#### RECORD EXTRACTS ####

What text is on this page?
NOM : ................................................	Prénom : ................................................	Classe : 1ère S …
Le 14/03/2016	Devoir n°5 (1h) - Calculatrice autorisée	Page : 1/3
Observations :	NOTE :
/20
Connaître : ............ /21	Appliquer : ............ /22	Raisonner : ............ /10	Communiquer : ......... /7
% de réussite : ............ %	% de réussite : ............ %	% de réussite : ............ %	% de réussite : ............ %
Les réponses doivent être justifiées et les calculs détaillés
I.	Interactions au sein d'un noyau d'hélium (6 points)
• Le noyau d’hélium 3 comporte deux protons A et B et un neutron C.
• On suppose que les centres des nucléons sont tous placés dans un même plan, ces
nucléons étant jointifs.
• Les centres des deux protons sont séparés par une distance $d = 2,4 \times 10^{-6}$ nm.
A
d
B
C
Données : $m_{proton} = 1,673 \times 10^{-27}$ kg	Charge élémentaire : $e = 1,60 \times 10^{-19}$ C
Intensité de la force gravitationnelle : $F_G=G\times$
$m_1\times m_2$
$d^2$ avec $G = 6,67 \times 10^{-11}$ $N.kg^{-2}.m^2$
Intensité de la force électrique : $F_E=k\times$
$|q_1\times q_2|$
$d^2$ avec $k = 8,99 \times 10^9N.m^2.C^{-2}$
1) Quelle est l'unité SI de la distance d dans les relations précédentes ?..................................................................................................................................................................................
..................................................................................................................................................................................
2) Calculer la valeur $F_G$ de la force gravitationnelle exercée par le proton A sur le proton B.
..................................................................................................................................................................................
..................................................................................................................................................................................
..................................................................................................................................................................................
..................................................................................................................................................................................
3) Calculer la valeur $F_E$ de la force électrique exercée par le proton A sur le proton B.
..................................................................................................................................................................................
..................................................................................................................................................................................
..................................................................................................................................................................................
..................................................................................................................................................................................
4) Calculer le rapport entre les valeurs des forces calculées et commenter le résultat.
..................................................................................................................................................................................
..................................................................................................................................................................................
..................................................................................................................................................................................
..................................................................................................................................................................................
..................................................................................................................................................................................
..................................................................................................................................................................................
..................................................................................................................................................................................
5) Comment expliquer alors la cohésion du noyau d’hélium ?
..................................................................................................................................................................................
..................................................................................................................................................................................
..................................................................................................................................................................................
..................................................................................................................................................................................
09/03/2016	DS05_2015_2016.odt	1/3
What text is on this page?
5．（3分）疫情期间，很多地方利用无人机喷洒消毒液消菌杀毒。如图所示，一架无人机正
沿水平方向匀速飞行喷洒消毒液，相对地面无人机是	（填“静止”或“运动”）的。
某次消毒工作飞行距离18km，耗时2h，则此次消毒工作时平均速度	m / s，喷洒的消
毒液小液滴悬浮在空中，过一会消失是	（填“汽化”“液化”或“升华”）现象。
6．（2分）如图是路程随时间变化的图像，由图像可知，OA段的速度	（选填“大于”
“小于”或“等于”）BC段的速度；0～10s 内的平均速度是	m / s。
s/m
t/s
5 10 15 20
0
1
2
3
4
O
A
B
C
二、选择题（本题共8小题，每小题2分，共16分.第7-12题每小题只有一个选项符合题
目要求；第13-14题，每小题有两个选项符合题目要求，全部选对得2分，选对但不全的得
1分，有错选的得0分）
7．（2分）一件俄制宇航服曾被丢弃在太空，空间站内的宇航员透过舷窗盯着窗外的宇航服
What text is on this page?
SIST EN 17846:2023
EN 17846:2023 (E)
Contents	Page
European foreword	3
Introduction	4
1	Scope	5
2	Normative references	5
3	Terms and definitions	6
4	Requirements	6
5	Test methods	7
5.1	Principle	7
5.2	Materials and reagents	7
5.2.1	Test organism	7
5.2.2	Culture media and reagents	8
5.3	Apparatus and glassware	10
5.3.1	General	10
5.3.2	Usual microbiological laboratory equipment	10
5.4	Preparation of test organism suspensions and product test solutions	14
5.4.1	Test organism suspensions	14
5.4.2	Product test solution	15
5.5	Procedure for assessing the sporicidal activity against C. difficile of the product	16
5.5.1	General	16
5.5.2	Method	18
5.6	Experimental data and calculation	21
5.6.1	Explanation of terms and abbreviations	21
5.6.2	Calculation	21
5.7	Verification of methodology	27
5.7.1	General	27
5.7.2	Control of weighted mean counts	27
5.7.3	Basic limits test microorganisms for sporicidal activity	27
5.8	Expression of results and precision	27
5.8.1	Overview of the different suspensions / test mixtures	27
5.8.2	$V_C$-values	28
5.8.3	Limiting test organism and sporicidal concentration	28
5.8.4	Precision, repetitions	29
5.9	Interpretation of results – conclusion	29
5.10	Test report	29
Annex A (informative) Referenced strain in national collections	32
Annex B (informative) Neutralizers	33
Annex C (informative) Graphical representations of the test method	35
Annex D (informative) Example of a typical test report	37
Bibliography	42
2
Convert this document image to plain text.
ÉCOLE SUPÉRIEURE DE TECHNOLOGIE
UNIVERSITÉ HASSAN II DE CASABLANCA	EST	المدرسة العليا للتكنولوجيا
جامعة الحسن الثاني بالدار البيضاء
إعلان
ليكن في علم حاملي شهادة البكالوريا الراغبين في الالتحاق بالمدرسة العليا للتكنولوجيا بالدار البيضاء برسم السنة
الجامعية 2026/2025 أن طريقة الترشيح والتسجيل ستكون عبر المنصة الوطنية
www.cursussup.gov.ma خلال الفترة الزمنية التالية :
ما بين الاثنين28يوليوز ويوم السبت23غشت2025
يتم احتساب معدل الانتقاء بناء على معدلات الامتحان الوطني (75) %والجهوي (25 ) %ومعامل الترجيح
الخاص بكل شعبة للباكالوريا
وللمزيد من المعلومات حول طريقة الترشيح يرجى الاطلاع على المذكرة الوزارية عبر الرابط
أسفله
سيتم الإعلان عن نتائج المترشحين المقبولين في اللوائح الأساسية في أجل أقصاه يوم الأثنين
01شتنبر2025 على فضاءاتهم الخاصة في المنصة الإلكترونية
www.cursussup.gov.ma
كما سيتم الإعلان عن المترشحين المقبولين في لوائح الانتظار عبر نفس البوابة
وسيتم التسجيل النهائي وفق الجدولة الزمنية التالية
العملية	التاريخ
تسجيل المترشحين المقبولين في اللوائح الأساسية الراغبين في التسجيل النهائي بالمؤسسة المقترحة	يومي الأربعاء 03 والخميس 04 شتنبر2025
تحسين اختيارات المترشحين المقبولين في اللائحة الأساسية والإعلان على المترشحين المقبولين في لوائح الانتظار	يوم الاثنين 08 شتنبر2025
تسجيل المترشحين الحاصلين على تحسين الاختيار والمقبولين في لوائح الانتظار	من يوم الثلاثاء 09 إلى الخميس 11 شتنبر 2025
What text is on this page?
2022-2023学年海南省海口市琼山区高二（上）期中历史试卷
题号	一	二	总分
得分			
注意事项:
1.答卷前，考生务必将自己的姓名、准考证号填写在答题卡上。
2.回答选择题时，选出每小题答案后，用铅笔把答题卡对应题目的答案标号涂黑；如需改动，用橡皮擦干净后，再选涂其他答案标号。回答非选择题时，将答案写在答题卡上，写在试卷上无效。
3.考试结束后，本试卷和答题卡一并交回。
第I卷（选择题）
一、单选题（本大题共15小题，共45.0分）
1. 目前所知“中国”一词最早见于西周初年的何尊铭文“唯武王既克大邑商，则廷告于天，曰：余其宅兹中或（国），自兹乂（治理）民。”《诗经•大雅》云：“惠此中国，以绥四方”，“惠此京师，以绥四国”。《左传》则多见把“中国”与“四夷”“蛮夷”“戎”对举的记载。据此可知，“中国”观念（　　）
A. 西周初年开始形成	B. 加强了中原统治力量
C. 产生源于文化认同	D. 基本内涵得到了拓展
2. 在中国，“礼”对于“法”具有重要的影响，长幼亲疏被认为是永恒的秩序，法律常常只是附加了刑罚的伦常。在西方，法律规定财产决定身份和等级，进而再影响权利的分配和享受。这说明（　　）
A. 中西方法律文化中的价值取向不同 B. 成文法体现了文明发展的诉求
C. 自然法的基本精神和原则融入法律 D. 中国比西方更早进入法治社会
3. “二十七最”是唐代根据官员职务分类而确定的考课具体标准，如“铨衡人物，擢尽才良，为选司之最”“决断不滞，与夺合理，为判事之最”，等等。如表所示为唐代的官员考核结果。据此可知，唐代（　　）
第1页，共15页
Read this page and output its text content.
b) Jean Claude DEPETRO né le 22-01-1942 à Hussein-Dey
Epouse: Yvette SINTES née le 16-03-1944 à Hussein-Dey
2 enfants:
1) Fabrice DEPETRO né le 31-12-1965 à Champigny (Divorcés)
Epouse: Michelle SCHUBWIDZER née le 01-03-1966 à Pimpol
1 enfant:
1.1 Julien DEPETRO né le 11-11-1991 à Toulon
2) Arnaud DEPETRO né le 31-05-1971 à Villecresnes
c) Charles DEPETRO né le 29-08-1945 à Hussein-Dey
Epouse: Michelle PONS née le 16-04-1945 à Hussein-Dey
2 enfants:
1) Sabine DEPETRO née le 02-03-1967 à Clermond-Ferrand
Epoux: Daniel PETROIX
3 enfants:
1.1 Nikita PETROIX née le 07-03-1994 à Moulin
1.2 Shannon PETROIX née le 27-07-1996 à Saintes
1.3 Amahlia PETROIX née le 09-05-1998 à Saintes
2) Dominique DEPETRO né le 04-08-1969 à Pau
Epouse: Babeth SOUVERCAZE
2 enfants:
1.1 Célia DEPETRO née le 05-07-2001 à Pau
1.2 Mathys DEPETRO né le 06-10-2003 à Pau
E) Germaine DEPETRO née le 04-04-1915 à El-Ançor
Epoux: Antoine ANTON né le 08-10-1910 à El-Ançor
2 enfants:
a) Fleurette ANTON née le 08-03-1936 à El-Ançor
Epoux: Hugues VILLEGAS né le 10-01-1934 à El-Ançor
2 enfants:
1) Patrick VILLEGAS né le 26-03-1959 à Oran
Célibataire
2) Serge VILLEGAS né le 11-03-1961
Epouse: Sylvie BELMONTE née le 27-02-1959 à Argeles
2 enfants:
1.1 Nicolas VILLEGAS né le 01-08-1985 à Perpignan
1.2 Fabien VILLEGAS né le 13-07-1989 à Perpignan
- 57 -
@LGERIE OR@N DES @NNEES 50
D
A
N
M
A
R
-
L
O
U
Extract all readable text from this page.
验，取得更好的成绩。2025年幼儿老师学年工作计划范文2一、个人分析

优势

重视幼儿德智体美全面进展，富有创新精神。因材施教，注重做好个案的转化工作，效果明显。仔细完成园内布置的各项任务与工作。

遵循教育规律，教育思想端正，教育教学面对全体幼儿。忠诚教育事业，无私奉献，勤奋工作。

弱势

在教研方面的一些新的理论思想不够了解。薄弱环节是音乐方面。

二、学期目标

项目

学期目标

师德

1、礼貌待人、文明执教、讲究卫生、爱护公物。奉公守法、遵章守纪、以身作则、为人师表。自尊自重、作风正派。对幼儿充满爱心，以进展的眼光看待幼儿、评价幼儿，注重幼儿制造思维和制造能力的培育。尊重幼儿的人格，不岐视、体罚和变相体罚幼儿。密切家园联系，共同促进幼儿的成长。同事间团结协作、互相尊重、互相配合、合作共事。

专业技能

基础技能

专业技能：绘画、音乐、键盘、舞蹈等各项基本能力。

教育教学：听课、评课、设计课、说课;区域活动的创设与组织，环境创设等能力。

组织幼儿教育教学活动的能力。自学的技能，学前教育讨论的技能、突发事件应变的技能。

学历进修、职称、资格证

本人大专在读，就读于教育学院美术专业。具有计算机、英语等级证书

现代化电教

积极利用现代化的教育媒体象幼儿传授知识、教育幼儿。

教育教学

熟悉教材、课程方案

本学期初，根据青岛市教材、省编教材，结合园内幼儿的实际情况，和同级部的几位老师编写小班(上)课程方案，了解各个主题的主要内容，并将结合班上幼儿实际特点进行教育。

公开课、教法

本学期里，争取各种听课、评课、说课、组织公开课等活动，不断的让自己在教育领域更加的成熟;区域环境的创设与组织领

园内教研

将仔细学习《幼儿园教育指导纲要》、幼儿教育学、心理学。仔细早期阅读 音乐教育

####

WRITTEN INSTRUCTION →
Give back exactly the lines from the line holding "Extract all readable text from this page." through the last line of the listing, including both.

THE REPLY →
Extract all readable text from this page.
验，取得更好的成绩。2025年幼儿老师学年工作计划范文2一、个人分析

优势

重视幼儿德智体美全面进展，富有创新精神。因材施教，注重做好个案的转化工作，效果明显。仔细完成园内布置的各项任务与工作。

遵循教育规律，教育思想端正，教育教学面对全体幼儿。忠诚教育事业，无私奉献，勤奋工作。

弱势

在教研方面的一些新的理论思想不够了解。薄弱环节是音乐方面。

二、学期目标

项目

学期目标

师德

1、礼貌待人、文明执教、讲究卫生、爱护公物。奉公守法、遵章守纪、以身作则、为人师表。自尊自重、作风正派。对幼儿充满爱心，以进展的眼光看待幼儿、评价幼儿，注重幼儿制造思维和制造能力的培育。尊重幼儿的人格，不岐视、体罚和变相体罚幼儿。密切家园联系，共同促进幼儿的成长。同事间团结协作、互相尊重、互相配合、合作共事。

专业技能

基础技能

专业技能：绘画、音乐、键盘、舞蹈等各项基本能力。

教育教学：听课、评课、设计课、说课;区域活动的创设与组织，环境创设等能力。

组织幼儿教育教学活动的能力。自学的技能，学前教育讨论的技能、突发事件应变的技能。

学历进修、职称、资格证

本人大专在读，就读于教育学院美术专业。具有计算机、英语等级证书

现代化电教

积极利用现代化的教育媒体象幼儿传授知识、教育幼儿。

教育教学

熟悉教材、课程方案

本学期初，根据青岛市教材、省编教材，结合园内幼儿的实际情况，和同级部的几位老师编写小班(上)课程方案，了解各个主题的主要内容，并将结合班上幼儿实际特点进行教育。

公开课、教法

本学期里，争取各种听课、评课、说课、组织公开课等活动，不断的让自己在教育领域更加的成熟;区域环境的创设与组织领

园内教研

将仔细学习《幼儿园教育指导纲要》、幼儿教育学、心理学。仔细早期阅读 音乐教育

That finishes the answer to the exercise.